** start of THE INPUT **

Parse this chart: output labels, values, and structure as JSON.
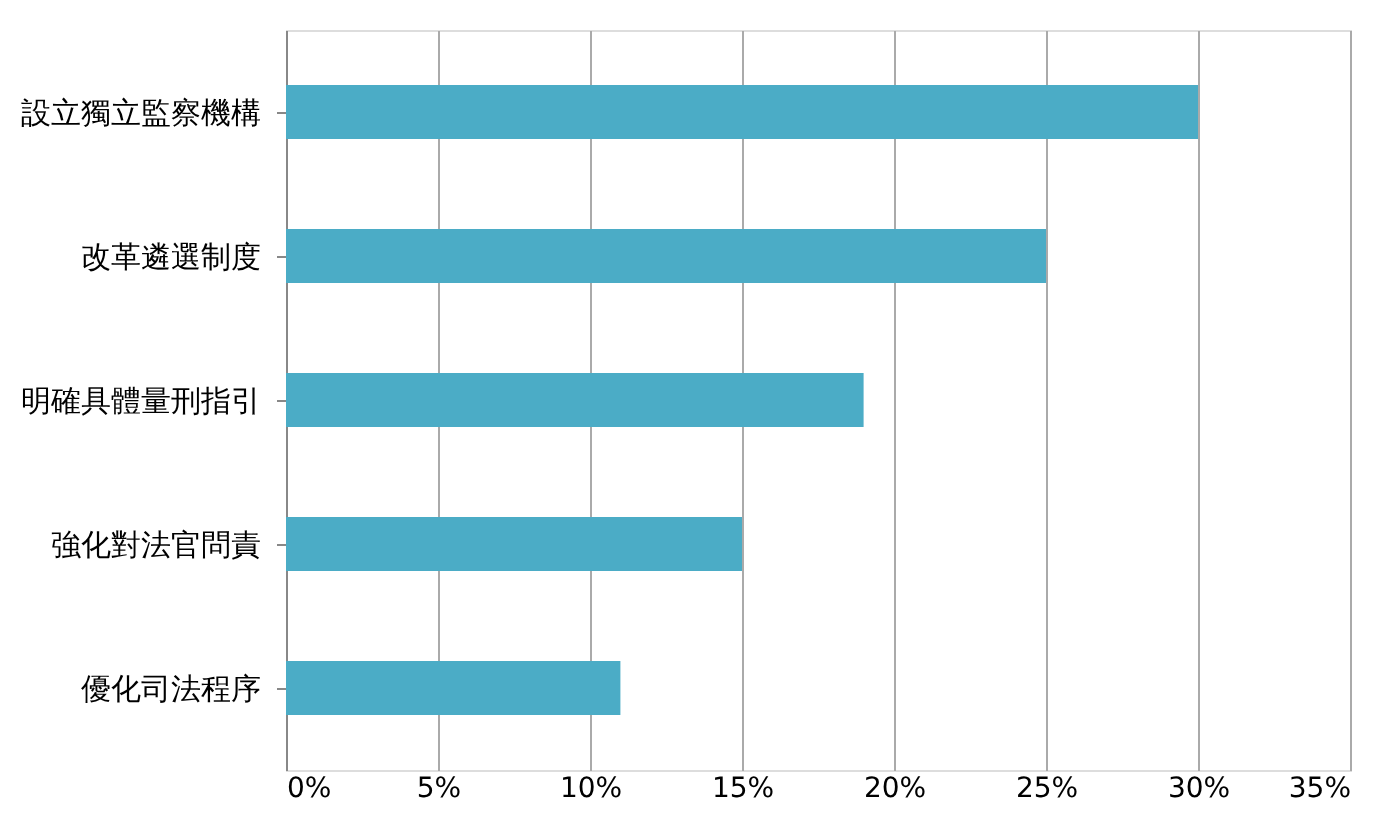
{
  "chart_data": {
    "type": "bar",
    "orientation": "horizontal",
    "categories": [
      "設立獨立監察機構",
      "改革遴選制度",
      "明確具體量刑指引",
      "強化對法官問責",
      "優化司法程序"
    ],
    "values": [
      30,
      25,
      19,
      15,
      11
    ],
    "color": "#4bacc6",
    "xlim": [
      0,
      35
    ],
    "xticks": [
      {
        "value": 0,
        "label": "0%"
      },
      {
        "value": 5,
        "label": "5%"
      },
      {
        "value": 10,
        "label": "10%"
      },
      {
        "value": 15,
        "label": "15%"
      },
      {
        "value": 20,
        "label": "20%"
      },
      {
        "value": 25,
        "label": "25%"
      },
      {
        "value": 30,
        "label": "30%"
      },
      {
        "value": 35,
        "label": "35%"
      }
    ],
    "grid": "x"
  }
}
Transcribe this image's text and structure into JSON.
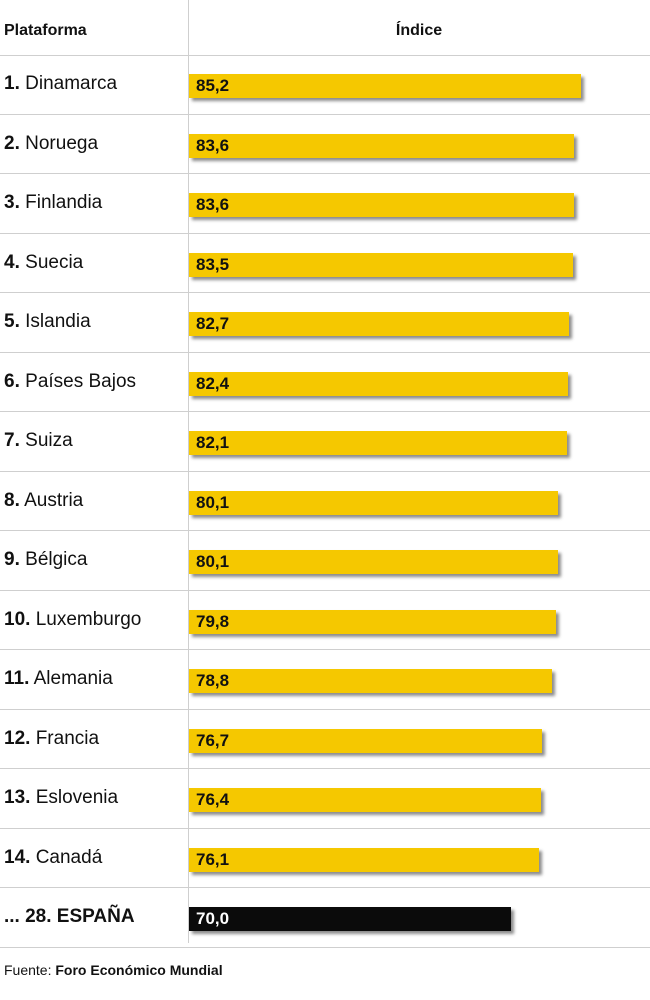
{
  "header": {
    "col_left": "Plataforma",
    "col_right": "Índice"
  },
  "footer": {
    "prefix": "Fuente:",
    "source": "Foro Económico Mundial"
  },
  "colors": {
    "bar": "#f5c800",
    "highlight": "#0b0b0b"
  },
  "chart_data": {
    "type": "bar",
    "orientation": "horizontal",
    "title": "",
    "xlabel": "Índice",
    "ylabel": "Plataforma",
    "ranks": [
      "1.",
      "2.",
      "3.",
      "4.",
      "5.",
      "6.",
      "7.",
      "8.",
      "9.",
      "10.",
      "11.",
      "12.",
      "13.",
      "14.",
      "... 28. ESPAÑA"
    ],
    "categories": [
      "Dinamarca",
      "Noruega",
      "Finlandia",
      "Suecia",
      "Islandia",
      "Países Bajos",
      "Suiza",
      "Austria",
      "Bélgica",
      "Luxemburgo",
      "Alemania",
      "Francia",
      "Eslovenia",
      "Canadá",
      ""
    ],
    "values": [
      85.2,
      83.6,
      83.6,
      83.5,
      82.7,
      82.4,
      82.1,
      80.1,
      80.1,
      79.8,
      78.8,
      76.7,
      76.4,
      76.1,
      70.0
    ],
    "value_labels": [
      "85,2",
      "83,6",
      "83,6",
      "83,5",
      "82,7",
      "82,4",
      "82,1",
      "80,1",
      "80,1",
      "79,8",
      "78,8",
      "76,7",
      "76,4",
      "76,1",
      "70,0"
    ],
    "highlight_index": 14,
    "grid": false,
    "legend": "none"
  }
}
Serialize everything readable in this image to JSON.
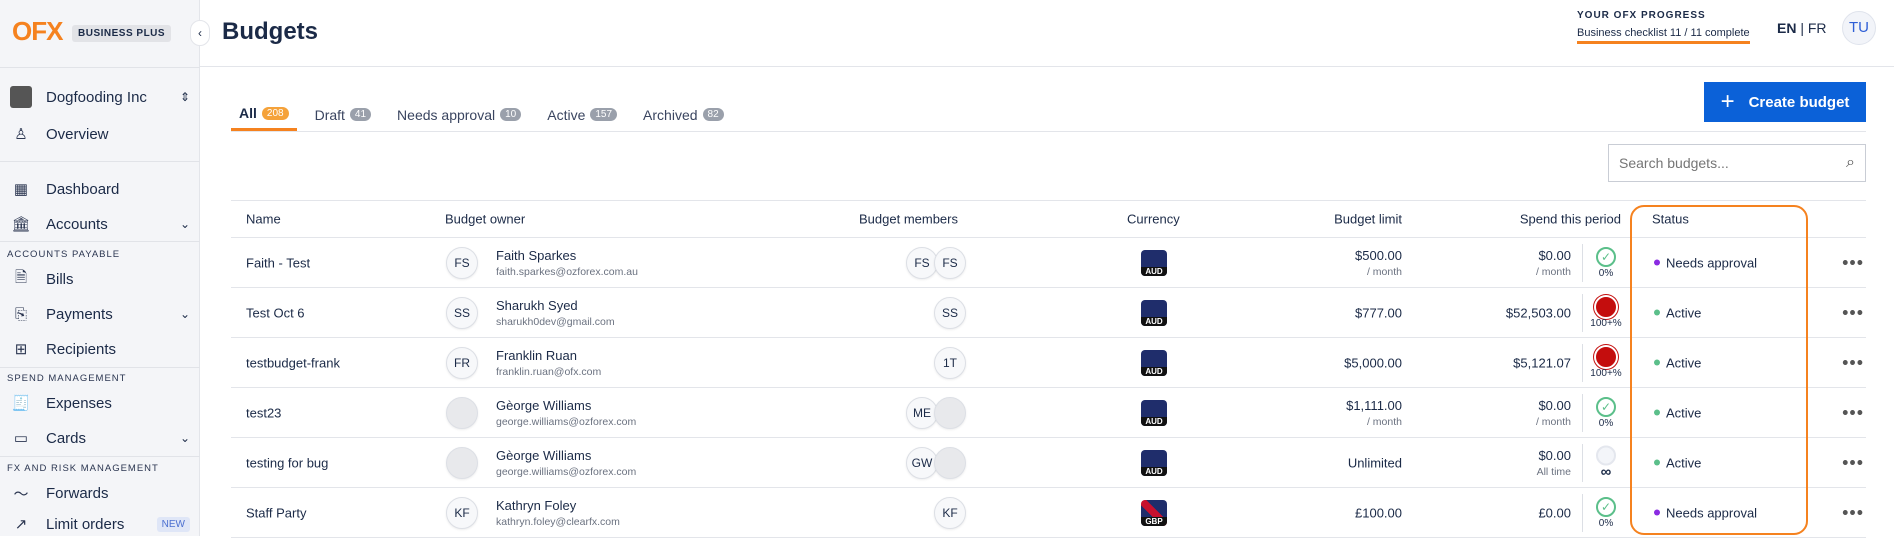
{
  "sidebar": {
    "logo": "OFX",
    "plan": "BUSINESS PLUS",
    "org": "Dogfooding Inc",
    "items": [
      {
        "label": "Overview",
        "icon": "person-icon"
      },
      {
        "label": "Dashboard",
        "icon": "grid-icon"
      },
      {
        "label": "Accounts",
        "icon": "bank-icon"
      },
      {
        "label": "Bills",
        "icon": "bill-icon"
      },
      {
        "label": "Payments",
        "icon": "payments-icon"
      },
      {
        "label": "Recipients",
        "icon": "contacts-icon"
      },
      {
        "label": "Expenses",
        "icon": "receipt-icon"
      },
      {
        "label": "Cards",
        "icon": "card-icon"
      },
      {
        "label": "Forwards",
        "icon": "forwards-icon"
      },
      {
        "label": "Limit orders",
        "icon": "chart-icon",
        "badge": "NEW"
      }
    ],
    "sections": [
      "ACCOUNTS PAYABLE",
      "SPEND MANAGEMENT",
      "FX AND RISK MANAGEMENT"
    ]
  },
  "header": {
    "title": "Budgets",
    "progress_title": "YOUR OFX PROGRESS",
    "progress_text": "Business checklist 11 / 11 complete",
    "progress": 1.0,
    "lang_en": "EN",
    "lang_fr": "FR",
    "avatar": "TU"
  },
  "tabs": [
    {
      "label": "All",
      "count": "208"
    },
    {
      "label": "Draft",
      "count": "41"
    },
    {
      "label": "Needs approval",
      "count": "10"
    },
    {
      "label": "Active",
      "count": "157"
    },
    {
      "label": "Archived",
      "count": "82"
    }
  ],
  "create_label": "Create budget",
  "search": {
    "placeholder": "Search budgets..."
  },
  "columns": [
    "Name",
    "Budget owner",
    "Budget members",
    "Currency",
    "Budget limit",
    "Spend this period",
    "Status"
  ],
  "rows": [
    {
      "name": "Faith - Test",
      "owner_initials": "FS",
      "owner": "Faith Sparkes",
      "email": "faith.sparkes@ozforex.com.au",
      "members": [
        "FS",
        "FS"
      ],
      "currency": "AUD",
      "limit": "$500.00",
      "limit_sub": "/ month",
      "spend": "$0.00",
      "spend_sub": "/ month",
      "pct": "0%",
      "ind": "ok",
      "status": "Needs approval"
    },
    {
      "name": "Test Oct 6",
      "owner_initials": "SS",
      "owner": "Sharukh Syed",
      "email": "sharukh0dev@gmail.com",
      "members": [
        "SS"
      ],
      "currency": "AUD",
      "limit": "$777.00",
      "limit_sub": "",
      "spend": "$52,503.00",
      "spend_sub": "",
      "pct": "100+%",
      "ind": "over",
      "status": "Active"
    },
    {
      "name": "testbudget-frank",
      "owner_initials": "FR",
      "owner": "Franklin Ruan",
      "email": "franklin.ruan@ofx.com",
      "members": [
        "1T"
      ],
      "currency": "AUD",
      "limit": "$5,000.00",
      "limit_sub": "",
      "spend": "$5,121.07",
      "spend_sub": "",
      "pct": "100+%",
      "ind": "over",
      "status": "Active"
    },
    {
      "name": "test23",
      "owner_initials": "",
      "owner": "Gèorge Williams",
      "email": "george.williams@ozforex.com",
      "members": [
        "ME",
        ""
      ],
      "currency": "AUD",
      "limit": "$1,111.00",
      "limit_sub": "/ month",
      "spend": "$0.00",
      "spend_sub": "/ month",
      "pct": "0%",
      "ind": "ok",
      "status": "Active"
    },
    {
      "name": "testing for bug",
      "owner_initials": "",
      "owner": "Gèorge Williams",
      "email": "george.williams@ozforex.com",
      "members": [
        "GW",
        ""
      ],
      "currency": "AUD",
      "limit": "Unlimited",
      "limit_sub": "",
      "spend": "$0.00",
      "spend_sub": "All time",
      "pct": "∞",
      "ind": "none",
      "status": "Active"
    },
    {
      "name": "Staff Party",
      "owner_initials": "KF",
      "owner": "Kathryn Foley",
      "email": "kathryn.foley@clearfx.com",
      "members": [
        "KF"
      ],
      "currency": "GBP",
      "limit": "£100.00",
      "limit_sub": "",
      "spend": "£0.00",
      "spend_sub": "",
      "pct": "0%",
      "ind": "ok",
      "status": "Needs approval"
    }
  ],
  "colors": {
    "accent": "#f5821f",
    "primary": "#0b61d8",
    "needs_approval": "#8a2be2",
    "active": "#5bbf8a",
    "over": "#c40d0d"
  }
}
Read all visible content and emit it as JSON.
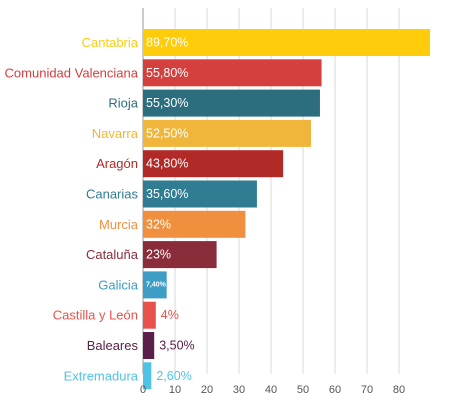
{
  "chart_data": {
    "type": "bar",
    "orientation": "horizontal",
    "categories": [
      "Cantabria",
      "Comunidad Valenciana",
      "Rioja",
      "Navarra",
      "Aragón",
      "Canarias",
      "Murcia",
      "Cataluña",
      "Galicia",
      "Castilla y León",
      "Baleares",
      "Extremadura"
    ],
    "values": [
      89.7,
      55.8,
      55.3,
      52.5,
      43.8,
      35.6,
      32,
      23,
      7.4,
      4,
      3.5,
      2.6
    ],
    "value_labels": [
      "89,70%",
      "55,80%",
      "55,30%",
      "52,50%",
      "43,80%",
      "35,60%",
      "32%",
      "23%",
      "7,40%",
      "4%",
      "3,50%",
      "2,60%"
    ],
    "colors": [
      "#fecc0a",
      "#d3403e",
      "#2c6e7e",
      "#f0b63c",
      "#b22a27",
      "#2f7c93",
      "#f0903e",
      "#8a2c3a",
      "#3d9dc5",
      "#e8514b",
      "#5a2049",
      "#4fc3e6"
    ],
    "value_label_colors_outside": [
      "#ffffff",
      "#ffffff",
      "#ffffff",
      "#ffffff",
      "#ffffff",
      "#ffffff",
      "#ffffff",
      "#ffffff",
      "#ffffff",
      "#e8514b",
      "#5a2049",
      "#4fc3e6"
    ],
    "x_ticks": [
      "0",
      "10",
      "20",
      "30",
      "40",
      "50",
      "60",
      "70",
      "80"
    ],
    "xlim": [
      0,
      90
    ],
    "grid": true,
    "title": "",
    "xlabel": "",
    "ylabel": ""
  }
}
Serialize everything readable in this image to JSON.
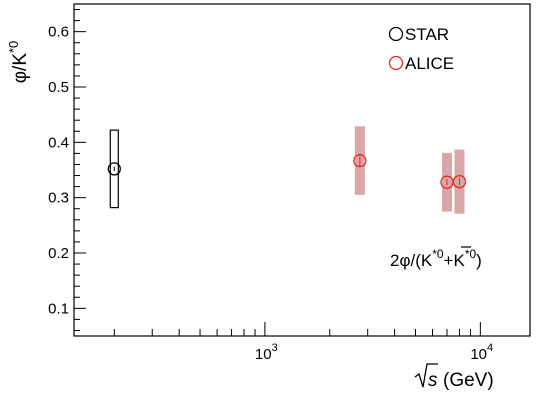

** end of THE INPUT **

- **WHAT TO DO**: Show every line of the listing in which the string "grid" can be found.

- **FINISHED EXERCISE**:
    "grid": "x"
    "grid": false,
        "icon": "grid-icon"
    "grid": true,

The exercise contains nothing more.